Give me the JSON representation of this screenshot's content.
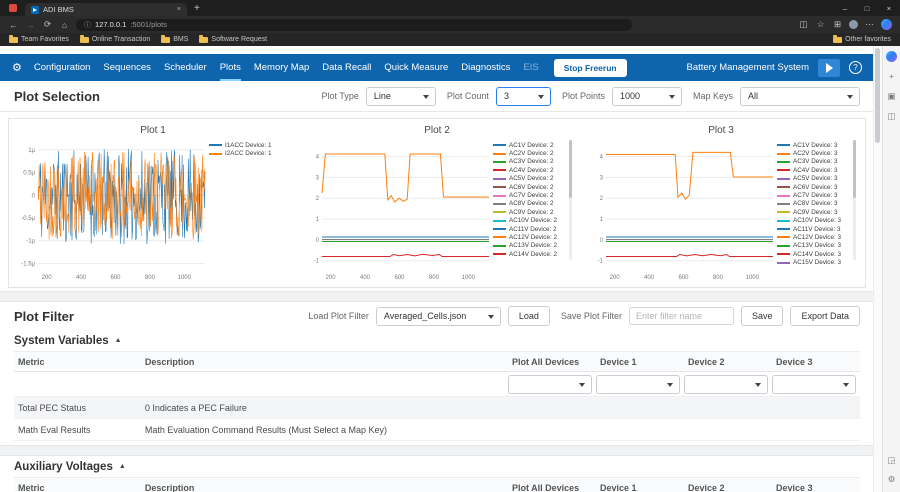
{
  "browser": {
    "tab_title": "ADI BMS",
    "url_host": "127.0.0.1",
    "url_path": ":5001/plots",
    "favorites": [
      "Team Favorites",
      "Online Transaction",
      "BMS",
      "Software Request"
    ],
    "other_favorites": "Other favorites"
  },
  "icons": {
    "back": "←",
    "forward": "→",
    "refresh": "⟳",
    "home": "⌂",
    "info": "ⓘ",
    "star": "☆",
    "collections": "⊞",
    "menu": "⋯",
    "gear": "⚙",
    "help": "?",
    "minimize": "–",
    "maximize": "□",
    "close": "×",
    "new_tab": "+",
    "collapse": "▲",
    "plus": "+",
    "apps": "▣",
    "split": "◫",
    "screenshot": "◲"
  },
  "nav": {
    "items": [
      "Configuration",
      "Sequences",
      "Scheduler",
      "Plots",
      "Memory Map",
      "Data Recall",
      "Quick Measure",
      "Diagnostics",
      "EIS"
    ],
    "active": "Plots",
    "stop_button": "Stop Freerun",
    "app_title": "Battery Management System"
  },
  "plot_selection": {
    "title": "Plot Selection",
    "plot_type_label": "Plot Type",
    "plot_type_value": "Line",
    "plot_count_label": "Plot Count",
    "plot_count_value": "3",
    "plot_points_label": "Plot Points",
    "plot_points_value": "1000",
    "map_keys_label": "Map Keys",
    "map_keys_value": "All"
  },
  "chart_data": [
    {
      "type": "line",
      "title": "Plot 1",
      "xlim": [
        150,
        1120
      ],
      "ylim": [
        -1.6,
        1.15
      ],
      "x_ticks": [
        200,
        400,
        600,
        800,
        1000
      ],
      "y_ticks": [
        {
          "v": 1,
          "label": "1μ"
        },
        {
          "v": 0.5,
          "label": "0.5μ"
        },
        {
          "v": 0,
          "label": "0"
        },
        {
          "v": -0.5,
          "label": "-0.5μ"
        },
        {
          "v": -1,
          "label": "-1μ"
        },
        {
          "v": -1.5,
          "label": "-1.5μ"
        }
      ],
      "legend": [
        {
          "name": "I1ACC Device: 1",
          "color": "#1f77b4"
        },
        {
          "name": "I2ACC Device: 1",
          "color": "#ff7f0e"
        }
      ],
      "legend_scroll": false,
      "series": [
        {
          "name": "I1ACC Device: 1",
          "color": "#1f77b4",
          "kind": "noise",
          "range": [
            -1.08,
            1.02
          ],
          "seed": 11
        },
        {
          "name": "I2ACC Device: 1",
          "color": "#ff7f0e",
          "kind": "noise",
          "range": [
            -0.98,
            0.96
          ],
          "seed": 42
        }
      ]
    },
    {
      "type": "line",
      "title": "Plot 2",
      "xlim": [
        150,
        1120
      ],
      "ylim": [
        -1.35,
        4.65
      ],
      "x_ticks": [
        200,
        400,
        600,
        800,
        1000
      ],
      "y_ticks": [
        {
          "v": 4,
          "label": "4"
        },
        {
          "v": 3,
          "label": "3"
        },
        {
          "v": 2,
          "label": "2"
        },
        {
          "v": 1,
          "label": "1"
        },
        {
          "v": 0,
          "label": "0"
        },
        {
          "v": -1,
          "label": "-1"
        }
      ],
      "legend": [
        {
          "name": "AC1V Device: 2",
          "color": "#1f77b4"
        },
        {
          "name": "AC2V Device: 2",
          "color": "#ff7f0e"
        },
        {
          "name": "AC3V Device: 2",
          "color": "#2ca02c"
        },
        {
          "name": "AC4V Device: 2",
          "color": "#d62728"
        },
        {
          "name": "AC5V Device: 2",
          "color": "#9467bd"
        },
        {
          "name": "AC6V Device: 2",
          "color": "#8c564b"
        },
        {
          "name": "AC7V Device: 2",
          "color": "#e377c2"
        },
        {
          "name": "AC8V Device: 2",
          "color": "#7f7f7f"
        },
        {
          "name": "AC9V Device: 2",
          "color": "#bcbd22"
        },
        {
          "name": "AC10V Device: 2",
          "color": "#17becf"
        },
        {
          "name": "AC11V Device: 2",
          "color": "#1f77b4"
        },
        {
          "name": "AC12V Device: 2",
          "color": "#ff7f0e"
        },
        {
          "name": "AC13V Device: 2",
          "color": "#2ca02c"
        },
        {
          "name": "AC14V Device: 2",
          "color": "#d62728"
        }
      ],
      "legend_scroll": true,
      "series": [
        {
          "name": "AC2V Device: 2",
          "color": "#ff7f0e",
          "kind": "points",
          "points": [
            [
              150,
              2.25
            ],
            [
              170,
              4.12
            ],
            [
              515,
              4.12
            ],
            [
              532,
              1.92
            ],
            [
              552,
              2.12
            ],
            [
              572,
              1.82
            ],
            [
              598,
              2.0
            ],
            [
              622,
              1.85
            ],
            [
              645,
              1.95
            ],
            [
              662,
              4.12
            ],
            [
              838,
              4.12
            ],
            [
              856,
              2.06
            ],
            [
              1120,
              2.06
            ]
          ]
        },
        {
          "name": "AC1V Device: 2",
          "color": "#1f77b4",
          "kind": "points",
          "points": [
            [
              150,
              0.14
            ],
            [
              1120,
              0.14
            ]
          ]
        },
        {
          "name": "AC8V Device: 2",
          "color": "#7f7f7f",
          "kind": "points",
          "points": [
            [
              150,
              0.02
            ],
            [
              1120,
              0.02
            ]
          ]
        },
        {
          "name": "AC3V Device: 2",
          "color": "#2ca02c",
          "kind": "points",
          "points": [
            [
              150,
              -0.08
            ],
            [
              1120,
              -0.08
            ]
          ]
        },
        {
          "name": "AC14V Device: 2",
          "color": "#d62728",
          "kind": "points",
          "points": [
            [
              150,
              -0.8
            ],
            [
              545,
              -0.8
            ],
            [
              565,
              -0.7
            ],
            [
              600,
              -0.76
            ],
            [
              645,
              -0.7
            ],
            [
              690,
              -0.77
            ],
            [
              735,
              -0.69
            ],
            [
              790,
              -0.75
            ],
            [
              830,
              -0.7
            ],
            [
              848,
              -0.8
            ],
            [
              1120,
              -0.8
            ]
          ]
        }
      ]
    },
    {
      "type": "line",
      "title": "Plot 3",
      "xlim": [
        150,
        1120
      ],
      "ylim": [
        -1.35,
        4.65
      ],
      "x_ticks": [
        200,
        400,
        600,
        800,
        1000
      ],
      "y_ticks": [
        {
          "v": 4,
          "label": "4"
        },
        {
          "v": 3,
          "label": "3"
        },
        {
          "v": 2,
          "label": "2"
        },
        {
          "v": 1,
          "label": "1"
        },
        {
          "v": 0,
          "label": "0"
        },
        {
          "v": -1,
          "label": "-1"
        }
      ],
      "legend": [
        {
          "name": "AC1V Device: 3",
          "color": "#1f77b4"
        },
        {
          "name": "AC2V Device: 3",
          "color": "#ff7f0e"
        },
        {
          "name": "AC3V Device: 3",
          "color": "#2ca02c"
        },
        {
          "name": "AC4V Device: 3",
          "color": "#d62728"
        },
        {
          "name": "AC5V Device: 3",
          "color": "#9467bd"
        },
        {
          "name": "AC6V Device: 3",
          "color": "#8c564b"
        },
        {
          "name": "AC7V Device: 3",
          "color": "#e377c2"
        },
        {
          "name": "AC8V Device: 3",
          "color": "#7f7f7f"
        },
        {
          "name": "AC9V Device: 3",
          "color": "#bcbd22"
        },
        {
          "name": "AC10V Device: 3",
          "color": "#17becf"
        },
        {
          "name": "AC11V Device: 3",
          "color": "#1f77b4"
        },
        {
          "name": "AC12V Device: 3",
          "color": "#ff7f0e"
        },
        {
          "name": "AC13V Device: 3",
          "color": "#2ca02c"
        },
        {
          "name": "AC14V Device: 3",
          "color": "#d62728"
        },
        {
          "name": "AC15V Device: 3",
          "color": "#9467bd"
        }
      ],
      "legend_scroll": true,
      "series": [
        {
          "name": "AC2V Device: 3",
          "color": "#ff7f0e",
          "kind": "points",
          "points": [
            [
              150,
              4.1
            ],
            [
              552,
              4.1
            ],
            [
              568,
              2.05
            ],
            [
              590,
              2.25
            ],
            [
              612,
              1.95
            ],
            [
              634,
              2.15
            ],
            [
              655,
              4.2
            ],
            [
              872,
              4.2
            ],
            [
              890,
              3.02
            ],
            [
              1120,
              3.02
            ]
          ]
        },
        {
          "name": "AC1V Device: 3",
          "color": "#1f77b4",
          "kind": "points",
          "points": [
            [
              150,
              0.14
            ],
            [
              1120,
              0.14
            ]
          ]
        },
        {
          "name": "AC8V Device: 3",
          "color": "#7f7f7f",
          "kind": "points",
          "points": [
            [
              150,
              0.02
            ],
            [
              1120,
              0.02
            ]
          ]
        },
        {
          "name": "AC3V Device: 3",
          "color": "#2ca02c",
          "kind": "points",
          "points": [
            [
              150,
              -0.08
            ],
            [
              1120,
              -0.08
            ]
          ]
        },
        {
          "name": "AC14V Device: 3",
          "color": "#d62728",
          "kind": "points",
          "points": [
            [
              150,
              -0.8
            ],
            [
              560,
              -0.8
            ],
            [
              578,
              -0.7
            ],
            [
              620,
              -0.77
            ],
            [
              665,
              -0.7
            ],
            [
              710,
              -0.76
            ],
            [
              760,
              -0.7
            ],
            [
              815,
              -0.76
            ],
            [
              850,
              -0.7
            ],
            [
              868,
              -0.8
            ],
            [
              1120,
              -0.8
            ]
          ]
        }
      ]
    }
  ],
  "plot_filter": {
    "title": "Plot Filter",
    "load_label": "Load Plot Filter",
    "load_value": "Averaged_Cells.json",
    "load_button": "Load",
    "save_label": "Save Plot Filter",
    "save_placeholder": "Enter filter name",
    "save_button": "Save",
    "export_button": "Export Data"
  },
  "system_variables": {
    "title": "System Variables",
    "columns": [
      "Metric",
      "Description",
      "Plot All Devices",
      "Device 1",
      "Device 2",
      "Device 3"
    ],
    "rows": [
      {
        "metric": "",
        "description": ""
      },
      {
        "metric": "Total PEC Status",
        "description": "0 Indicates a PEC Failure"
      },
      {
        "metric": "Math Eval Results",
        "description": "Math Evaluation Command Results (Must Select a Map Key)"
      }
    ]
  },
  "auxiliary_voltages": {
    "title": "Auxiliary Voltages",
    "columns": [
      "Metric",
      "Description",
      "Plot All Devices",
      "Device 1",
      "Device 2",
      "Device 3"
    ]
  },
  "colors": {
    "accent": "#0e64ad",
    "nav_underline": "#8ed0ff",
    "adi_logo_blue": "#2f86d6"
  }
}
★ ★ ★ ★ ★ ★ ★
→ **To do**:
From the data above, copy each line where the string "Results" appears.

→ **Final result**:
        "metric": "Math Eval Results",
        "description": "Math Evaluation Command Results (Must Select a Map Key)"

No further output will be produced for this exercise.